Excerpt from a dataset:
★ ★ ★

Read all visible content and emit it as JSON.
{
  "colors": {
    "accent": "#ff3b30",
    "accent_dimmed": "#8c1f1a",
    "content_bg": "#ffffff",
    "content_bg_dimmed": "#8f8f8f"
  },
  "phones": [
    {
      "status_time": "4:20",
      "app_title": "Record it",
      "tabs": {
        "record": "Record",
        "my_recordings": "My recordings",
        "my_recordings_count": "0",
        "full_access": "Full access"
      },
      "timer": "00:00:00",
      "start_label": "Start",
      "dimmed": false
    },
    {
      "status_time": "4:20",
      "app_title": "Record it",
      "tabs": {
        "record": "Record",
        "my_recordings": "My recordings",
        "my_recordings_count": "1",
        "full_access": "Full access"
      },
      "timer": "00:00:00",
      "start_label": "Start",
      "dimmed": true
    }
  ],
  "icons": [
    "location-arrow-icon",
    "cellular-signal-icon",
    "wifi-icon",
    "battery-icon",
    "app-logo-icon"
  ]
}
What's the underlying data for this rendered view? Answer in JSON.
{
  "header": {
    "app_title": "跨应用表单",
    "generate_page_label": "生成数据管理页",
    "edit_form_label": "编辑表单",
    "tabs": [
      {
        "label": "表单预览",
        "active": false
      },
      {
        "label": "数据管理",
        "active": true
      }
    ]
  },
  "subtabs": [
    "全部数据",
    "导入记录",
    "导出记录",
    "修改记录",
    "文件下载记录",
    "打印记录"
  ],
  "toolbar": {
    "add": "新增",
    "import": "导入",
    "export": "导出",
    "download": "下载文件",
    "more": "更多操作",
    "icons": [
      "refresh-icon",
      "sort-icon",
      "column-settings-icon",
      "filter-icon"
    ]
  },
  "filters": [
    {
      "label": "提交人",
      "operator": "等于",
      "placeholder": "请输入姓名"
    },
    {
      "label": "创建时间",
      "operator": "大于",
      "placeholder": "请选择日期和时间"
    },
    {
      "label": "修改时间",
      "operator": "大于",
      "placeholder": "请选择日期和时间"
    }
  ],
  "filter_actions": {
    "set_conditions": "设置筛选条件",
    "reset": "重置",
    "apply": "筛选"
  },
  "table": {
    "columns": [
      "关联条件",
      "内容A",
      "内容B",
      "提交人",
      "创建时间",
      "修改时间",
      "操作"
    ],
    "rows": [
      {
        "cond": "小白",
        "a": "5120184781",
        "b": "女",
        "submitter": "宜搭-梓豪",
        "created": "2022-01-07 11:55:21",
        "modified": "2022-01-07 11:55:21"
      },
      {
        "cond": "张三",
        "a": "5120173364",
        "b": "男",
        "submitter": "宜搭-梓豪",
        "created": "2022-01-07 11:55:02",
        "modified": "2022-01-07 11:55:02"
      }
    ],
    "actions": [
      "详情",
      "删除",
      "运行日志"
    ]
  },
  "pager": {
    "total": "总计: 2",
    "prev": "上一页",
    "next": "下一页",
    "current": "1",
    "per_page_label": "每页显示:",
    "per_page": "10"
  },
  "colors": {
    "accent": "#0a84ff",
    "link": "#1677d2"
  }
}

★ ★ ★

Reproduce the records above exactly as they appear.

ANSWER TO THE PROBLEM:
Read all visible content and emit it as JSON.
{
  "colors": {
    "accent": "#ff3b30",
    "accent_dimmed": "#8c1f1a",
    "content_bg": "#ffffff",
    "content_bg_dimmed": "#8f8f8f"
  },
  "phones": [
    {
      "status_time": "4:20",
      "app_title": "Record it",
      "tabs": {
        "record": "Record",
        "my_recordings": "My recordings",
        "my_recordings_count": "0",
        "full_access": "Full access"
      },
      "timer": "00:00:00",
      "start_label": "Start",
      "dimmed": false
    },
    {
      "status_time": "4:20",
      "app_title": "Record it",
      "tabs": {
        "record": "Record",
        "my_recordings": "My recordings",
        "my_recordings_count": "1",
        "full_access": "Full access"
      },
      "timer": "00:00:00",
      "start_label": "Start",
      "dimmed": true
    }
  ],
  "icons": [
    "location-arrow-icon",
    "cellular-signal-icon",
    "wifi-icon",
    "battery-icon",
    "app-logo-icon"
  ]
}
What's the underlying data for this rendered view? Answer in JSON.
{
  "header": {
    "app_title": "跨应用表单",
    "generate_page_label": "生成数据管理页",
    "edit_form_label": "编辑表单",
    "tabs": [
      {
        "label": "表单预览",
        "active": false
      },
      {
        "label": "数据管理",
        "active": true
      }
    ]
  },
  "subtabs": [
    "全部数据",
    "导入记录",
    "导出记录",
    "修改记录",
    "文件下载记录",
    "打印记录"
  ],
  "toolbar": {
    "add": "新增",
    "import": "导入",
    "export": "导出",
    "download": "下载文件",
    "more": "更多操作",
    "icons": [
      "refresh-icon",
      "sort-icon",
      "column-settings-icon",
      "filter-icon"
    ]
  },
  "filters": [
    {
      "label": "提交人",
      "operator": "等于",
      "placeholder": "请输入姓名"
    },
    {
      "label": "创建时间",
      "operator": "大于",
      "placeholder": "请选择日期和时间"
    },
    {
      "label": "修改时间",
      "operator": "大于",
      "placeholder": "请选择日期和时间"
    }
  ],
  "filter_actions": {
    "set_conditions": "设置筛选条件",
    "reset": "重置",
    "apply": "筛选"
  },
  "table": {
    "columns": [
      "关联条件",
      "内容A",
      "内容B",
      "提交人",
      "创建时间",
      "修改时间",
      "操作"
    ],
    "rows": [
      {
        "cond": "小白",
        "a": "5120184781",
        "b": "女",
        "submitter": "宜搭-梓豪",
        "created": "2022-01-07 11:55:21",
        "modified": "2022-01-07 11:55:21"
      },
      {
        "cond": "张三",
        "a": "5120173364",
        "b": "男",
        "submitter": "宜搭-梓豪",
        "created": "2022-01-07 11:55:02",
        "modified": "2022-01-07 11:55:02"
      }
    ],
    "actions": [
      "详情",
      "删除",
      "运行日志"
    ]
  },
  "pager": {
    "total": "总计: 2",
    "prev": "上一页",
    "next": "下一页",
    "current": "1",
    "per_page_label": "每页显示:",
    "per_page": "10"
  },
  "colors": {
    "accent": "#0a84ff",
    "link": "#1677d2"
  }
}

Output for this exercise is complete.